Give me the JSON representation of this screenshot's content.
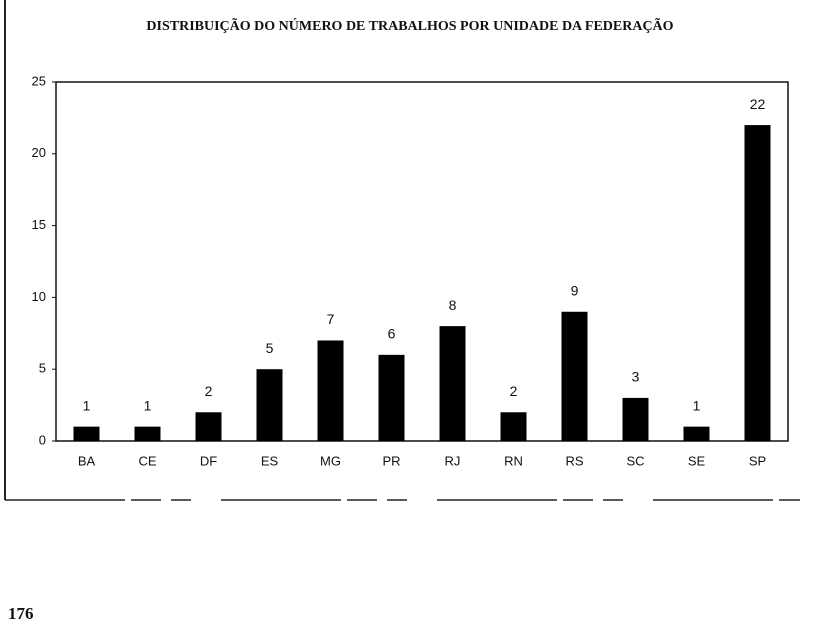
{
  "chart_data": {
    "type": "bar",
    "title": "DISTRIBUIÇÃO DO NÚMERO DE TRABALHOS POR UNIDADE DA FEDERAÇÃO",
    "categories": [
      "BA",
      "CE",
      "DF",
      "ES",
      "MG",
      "PR",
      "RJ",
      "RN",
      "RS",
      "SC",
      "SE",
      "SP"
    ],
    "values": [
      1,
      1,
      2,
      5,
      7,
      6,
      8,
      2,
      9,
      3,
      1,
      22
    ],
    "color": "#000000",
    "ylim": [
      0,
      25
    ],
    "yticks": [
      0,
      5,
      10,
      15,
      20,
      25
    ],
    "grid": false
  },
  "page_number": 176
}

########

- **What the task asks**: Output the lines above in full and exactly as given, omitting any pictures.

- **In response**:
Give me the JSON representation of this screenshot's content.
{
  "chart_data": {
    "type": "bar",
    "title": "DISTRIBUIÇÃO DO NÚMERO DE TRABALHOS POR UNIDADE DA FEDERAÇÃO",
    "categories": [
      "BA",
      "CE",
      "DF",
      "ES",
      "MG",
      "PR",
      "RJ",
      "RN",
      "RS",
      "SC",
      "SE",
      "SP"
    ],
    "values": [
      1,
      1,
      2,
      5,
      7,
      6,
      8,
      2,
      9,
      3,
      1,
      22
    ],
    "color": "#000000",
    "ylim": [
      0,
      25
    ],
    "yticks": [
      0,
      5,
      10,
      15,
      20,
      25
    ],
    "grid": false
  },
  "page_number": 176
}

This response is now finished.